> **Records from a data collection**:
****

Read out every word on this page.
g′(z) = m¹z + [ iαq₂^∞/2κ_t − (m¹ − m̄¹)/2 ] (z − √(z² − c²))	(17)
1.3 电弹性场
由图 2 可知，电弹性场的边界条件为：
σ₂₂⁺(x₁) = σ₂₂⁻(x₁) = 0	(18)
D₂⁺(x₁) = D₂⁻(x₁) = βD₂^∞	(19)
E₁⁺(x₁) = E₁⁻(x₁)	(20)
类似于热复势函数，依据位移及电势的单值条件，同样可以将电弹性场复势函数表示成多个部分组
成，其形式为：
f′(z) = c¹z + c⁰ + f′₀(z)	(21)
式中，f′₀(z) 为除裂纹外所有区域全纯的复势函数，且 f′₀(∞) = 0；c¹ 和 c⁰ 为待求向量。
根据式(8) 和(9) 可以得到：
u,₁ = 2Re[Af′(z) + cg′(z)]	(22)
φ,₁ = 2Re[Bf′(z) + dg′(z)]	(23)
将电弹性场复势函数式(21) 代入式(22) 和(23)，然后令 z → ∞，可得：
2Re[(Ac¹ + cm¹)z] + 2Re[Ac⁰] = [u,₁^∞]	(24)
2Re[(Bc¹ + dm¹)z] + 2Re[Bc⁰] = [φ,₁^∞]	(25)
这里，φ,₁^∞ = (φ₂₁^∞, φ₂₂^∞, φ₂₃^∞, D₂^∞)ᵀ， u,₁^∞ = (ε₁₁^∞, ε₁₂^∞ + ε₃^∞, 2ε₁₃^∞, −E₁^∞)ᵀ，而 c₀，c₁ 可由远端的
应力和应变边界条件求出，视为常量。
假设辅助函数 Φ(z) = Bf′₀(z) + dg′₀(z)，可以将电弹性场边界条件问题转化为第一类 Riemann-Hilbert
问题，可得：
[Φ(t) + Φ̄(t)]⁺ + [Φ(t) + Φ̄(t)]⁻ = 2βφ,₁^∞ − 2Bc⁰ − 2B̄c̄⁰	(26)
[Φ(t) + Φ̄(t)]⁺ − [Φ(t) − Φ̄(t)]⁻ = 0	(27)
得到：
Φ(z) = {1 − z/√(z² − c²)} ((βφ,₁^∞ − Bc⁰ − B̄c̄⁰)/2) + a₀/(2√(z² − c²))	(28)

****

> **PROMPT**: Go through the listing and print each line exactly as it appears.

> **CORRECT RESPONSE**:
Read out every word on this page.
g′(z) = m¹z + [ iαq₂^∞/2κ_t − (m¹ − m̄¹)/2 ] (z − √(z² − c²))	(17)
1.3 电弹性场
由图 2 可知，电弹性场的边界条件为：
σ₂₂⁺(x₁) = σ₂₂⁻(x₁) = 0	(18)
D₂⁺(x₁) = D₂⁻(x₁) = βD₂^∞	(19)
E₁⁺(x₁) = E₁⁻(x₁)	(20)
类似于热复势函数，依据位移及电势的单值条件，同样可以将电弹性场复势函数表示成多个部分组
成，其形式为：
f′(z) = c¹z + c⁰ + f′₀(z)	(21)
式中，f′₀(z) 为除裂纹外所有区域全纯的复势函数，且 f′₀(∞) = 0；c¹ 和 c⁰ 为待求向量。
根据式(8) 和(9) 可以得到：
u,₁ = 2Re[Af′(z) + cg′(z)]	(22)
φ,₁ = 2Re[Bf′(z) + dg′(z)]	(23)
将电弹性场复势函数式(21) 代入式(22) 和(23)，然后令 z → ∞，可得：
2Re[(Ac¹ + cm¹)z] + 2Re[Ac⁰] = [u,₁^∞]	(24)
2Re[(Bc¹ + dm¹)z] + 2Re[Bc⁰] = [φ,₁^∞]	(25)
这里，φ,₁^∞ = (φ₂₁^∞, φ₂₂^∞, φ₂₃^∞, D₂^∞)ᵀ， u,₁^∞ = (ε₁₁^∞, ε₁₂^∞ + ε₃^∞, 2ε₁₃^∞, −E₁^∞)ᵀ，而 c₀，c₁ 可由远端的
应力和应变边界条件求出，视为常量。
假设辅助函数 Φ(z) = Bf′₀(z) + dg′₀(z)，可以将电弹性场边界条件问题转化为第一类 Riemann-Hilbert
问题，可得：
[Φ(t) + Φ̄(t)]⁺ + [Φ(t) + Φ̄(t)]⁻ = 2βφ,₁^∞ − 2Bc⁰ − 2B̄c̄⁰	(26)
[Φ(t) + Φ̄(t)]⁺ − [Φ(t) − Φ̄(t)]⁻ = 0	(27)
得到：
Φ(z) = {1 − z/√(z² − c²)} ((βφ,₁^∞ − Bc⁰ − B̄c̄⁰)/2) + a₀/(2√(z² − c²))	(28)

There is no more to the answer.